WHAT TO DO: Drop the pictures, then extract the listing word for word.

***** LISTING

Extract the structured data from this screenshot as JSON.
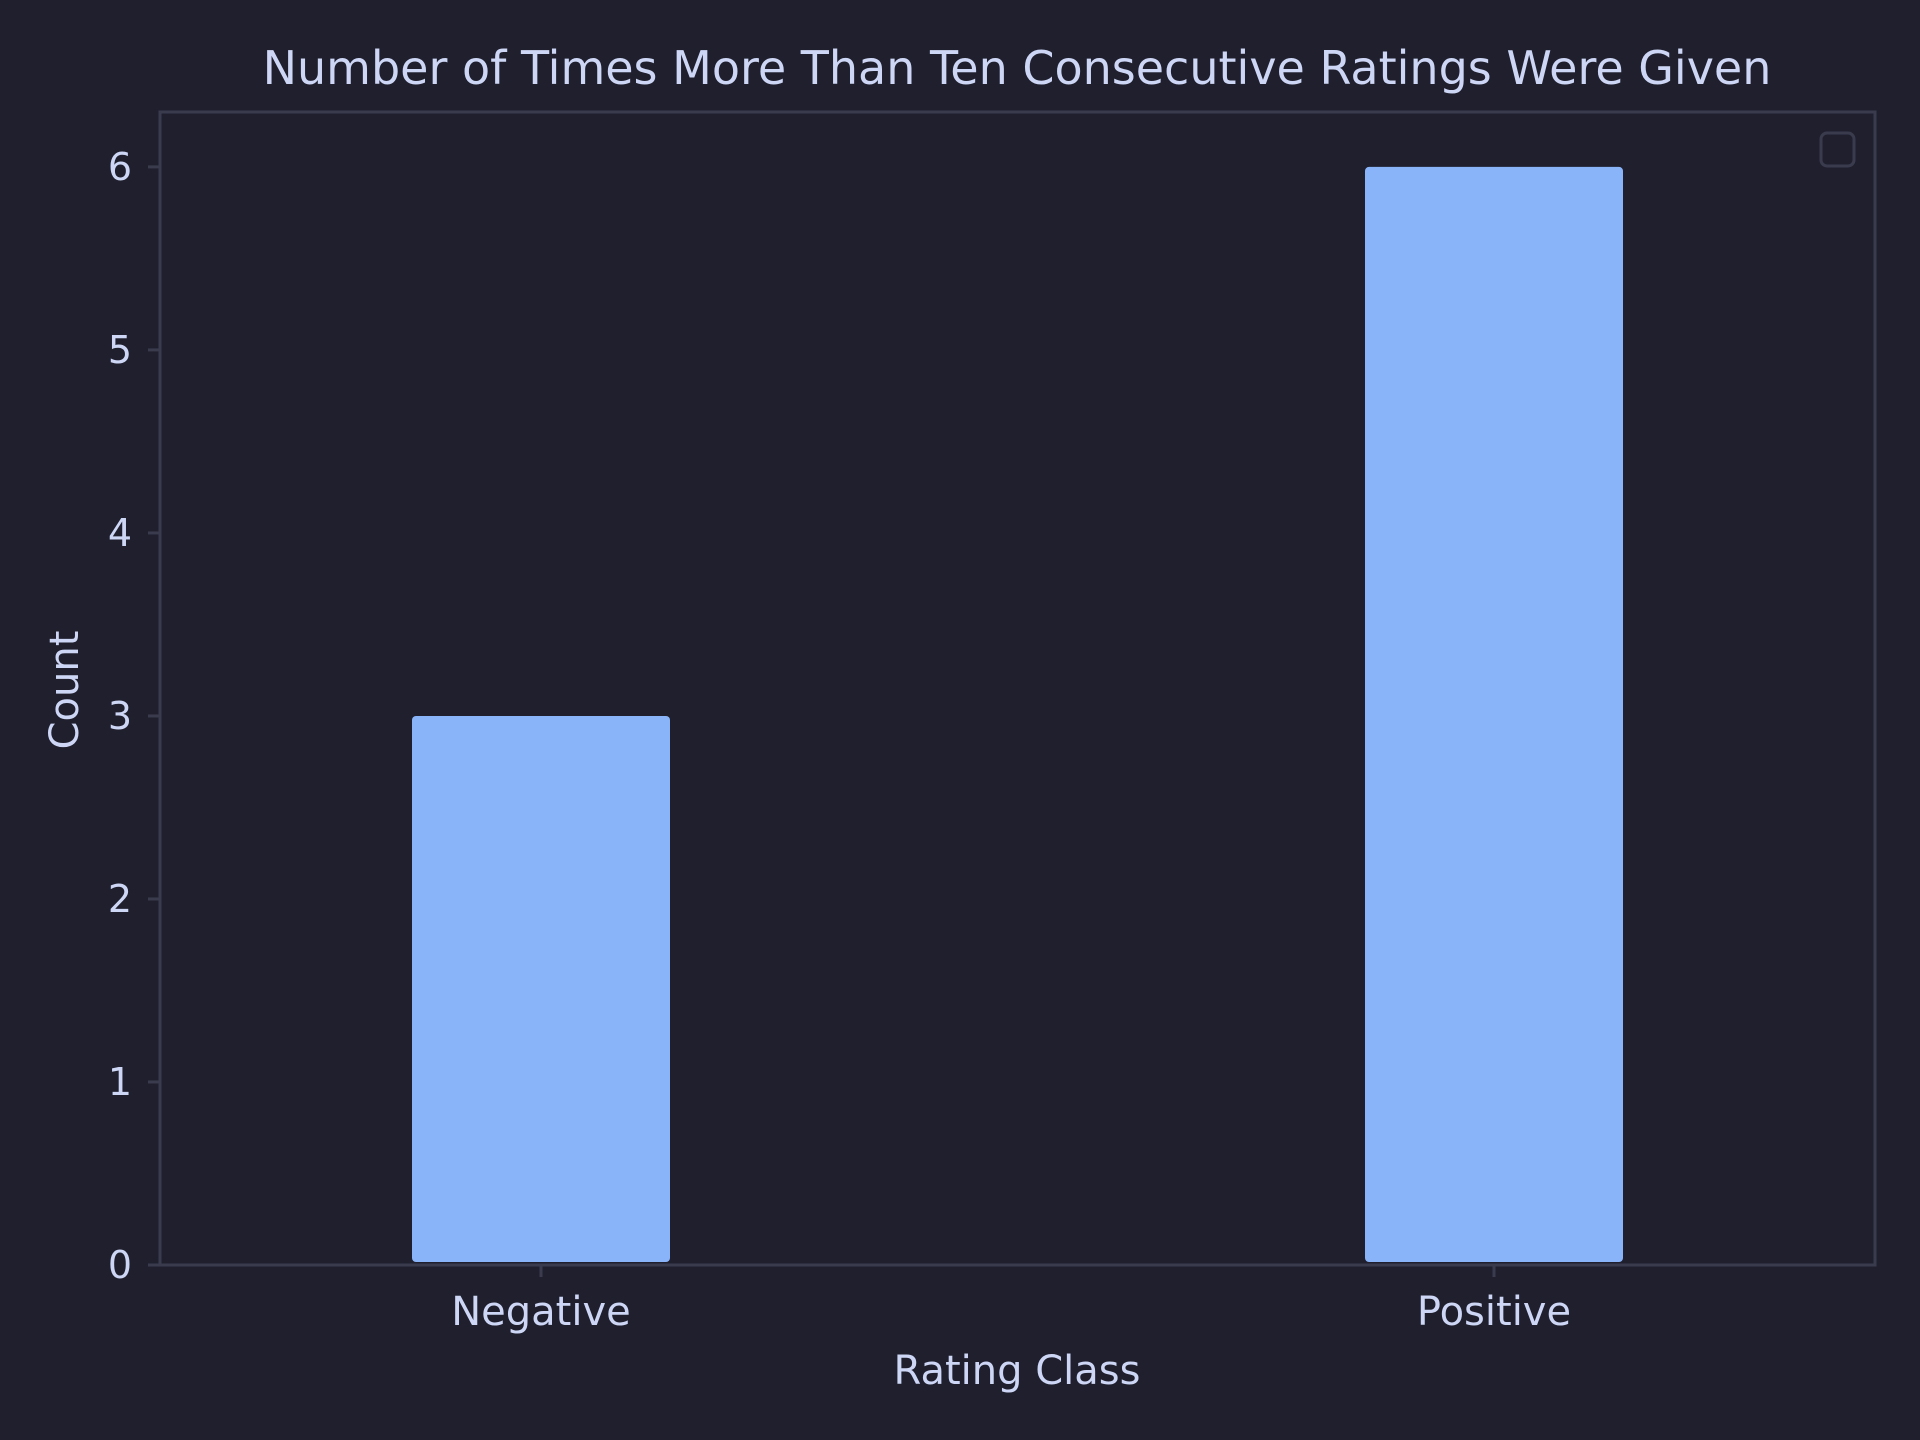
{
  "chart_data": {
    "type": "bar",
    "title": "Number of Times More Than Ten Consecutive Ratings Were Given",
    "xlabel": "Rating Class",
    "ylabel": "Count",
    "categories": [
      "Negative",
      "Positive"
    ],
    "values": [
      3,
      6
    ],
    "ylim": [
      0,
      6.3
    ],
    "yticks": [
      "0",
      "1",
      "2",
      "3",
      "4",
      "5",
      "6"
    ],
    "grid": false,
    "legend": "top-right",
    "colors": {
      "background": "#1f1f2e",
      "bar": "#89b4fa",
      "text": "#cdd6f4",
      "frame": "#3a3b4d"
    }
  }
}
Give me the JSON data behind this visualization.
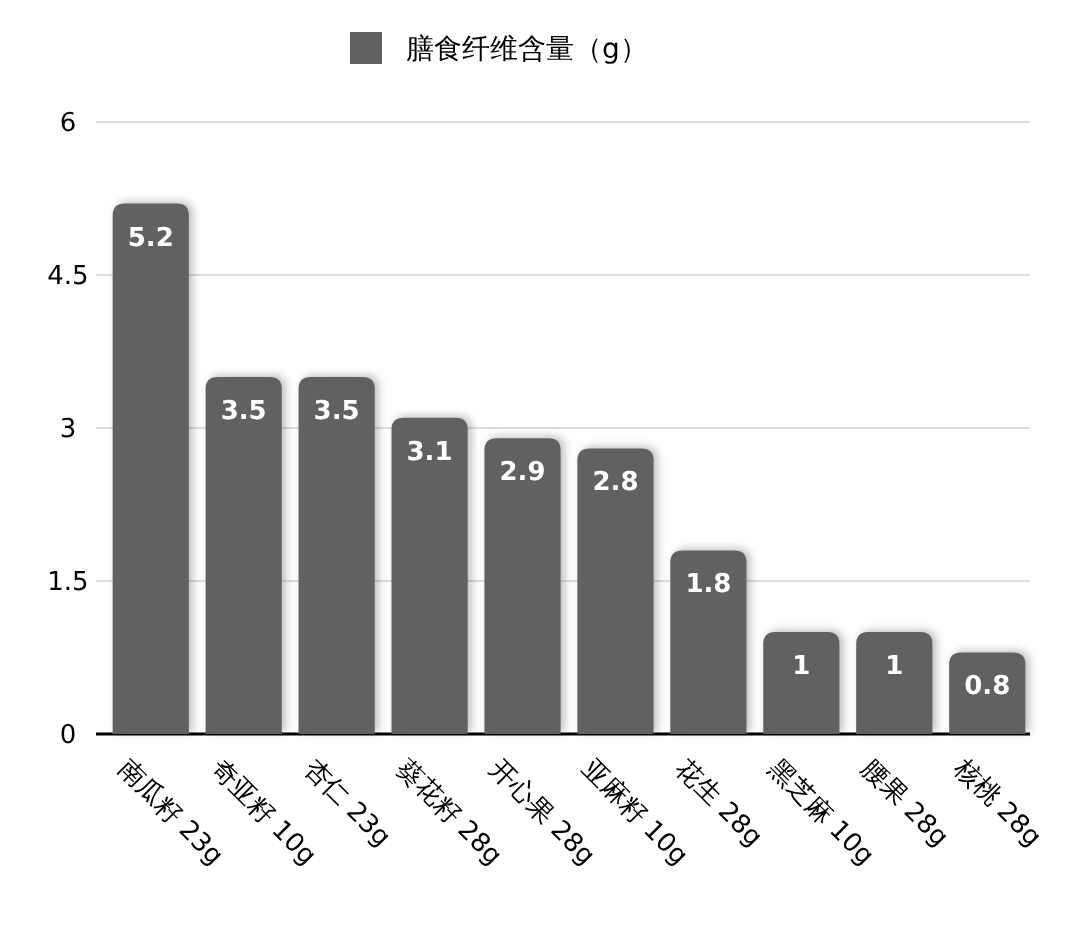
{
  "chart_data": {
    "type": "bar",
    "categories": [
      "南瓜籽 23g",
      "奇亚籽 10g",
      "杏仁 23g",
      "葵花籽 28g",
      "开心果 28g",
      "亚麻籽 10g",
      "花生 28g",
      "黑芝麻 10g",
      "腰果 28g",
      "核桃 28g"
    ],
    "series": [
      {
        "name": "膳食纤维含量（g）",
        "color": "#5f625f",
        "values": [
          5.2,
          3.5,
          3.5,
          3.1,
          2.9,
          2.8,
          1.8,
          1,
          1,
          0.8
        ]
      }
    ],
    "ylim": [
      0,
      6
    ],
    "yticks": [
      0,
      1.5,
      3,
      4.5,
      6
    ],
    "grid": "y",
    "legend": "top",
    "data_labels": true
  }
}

**********

SOLUTION TO THIS TASK:
Extract the structured data from this screenshot as JSON.
{
  "chart_data": {
    "type": "bar",
    "title": "Number of Times More Than Ten Consecutive Ratings Were Given",
    "xlabel": "Rating Class",
    "ylabel": "Count",
    "categories": [
      "Negative",
      "Positive"
    ],
    "values": [
      3,
      6
    ],
    "ylim": [
      0,
      6.3
    ],
    "yticks": [
      "0",
      "1",
      "2",
      "3",
      "4",
      "5",
      "6"
    ],
    "grid": false,
    "legend": "top-right",
    "colors": {
      "background": "#1f1f2e",
      "bar": "#89b4fa",
      "text": "#cdd6f4",
      "frame": "#3a3b4d"
    }
  }
}
Give me the JSON data behind this visualization.
{
  "chart_data": {
    "type": "bar",
    "categories": [
      "南瓜籽 23g",
      "奇亚籽 10g",
      "杏仁 23g",
      "葵花籽 28g",
      "开心果 28g",
      "亚麻籽 10g",
      "花生 28g",
      "黑芝麻 10g",
      "腰果 28g",
      "核桃 28g"
    ],
    "series": [
      {
        "name": "膳食纤维含量（g）",
        "color": "#5f625f",
        "values": [
          5.2,
          3.5,
          3.5,
          3.1,
          2.9,
          2.8,
          1.8,
          1,
          1,
          0.8
        ]
      }
    ],
    "ylim": [
      0,
      6
    ],
    "yticks": [
      0,
      1.5,
      3,
      4.5,
      6
    ],
    "grid": "y",
    "legend": "top",
    "data_labels": true
  }
}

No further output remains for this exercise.